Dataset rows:
>>>>>
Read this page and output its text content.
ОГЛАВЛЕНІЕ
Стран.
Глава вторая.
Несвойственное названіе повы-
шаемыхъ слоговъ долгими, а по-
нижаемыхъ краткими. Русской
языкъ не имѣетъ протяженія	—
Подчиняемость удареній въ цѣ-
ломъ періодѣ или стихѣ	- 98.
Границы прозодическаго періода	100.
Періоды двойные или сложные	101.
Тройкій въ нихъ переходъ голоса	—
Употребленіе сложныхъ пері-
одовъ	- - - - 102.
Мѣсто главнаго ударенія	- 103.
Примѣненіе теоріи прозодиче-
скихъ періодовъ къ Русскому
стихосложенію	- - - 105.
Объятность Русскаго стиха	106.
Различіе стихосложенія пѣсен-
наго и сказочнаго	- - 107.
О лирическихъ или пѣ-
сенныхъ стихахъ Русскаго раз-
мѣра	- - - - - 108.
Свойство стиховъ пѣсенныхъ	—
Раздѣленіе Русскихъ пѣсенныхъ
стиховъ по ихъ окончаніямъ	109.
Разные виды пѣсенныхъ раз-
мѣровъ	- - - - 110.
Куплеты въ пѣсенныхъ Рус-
<<<<<
◆ **Problem requirements**:
Using the listing above, return all lines where the word "стиховъ" occurs.

◆ **Exercise answer**:
Свойство стиховъ пѣсенныхъ	—
стиховъ по ихъ окончаніямъ	109.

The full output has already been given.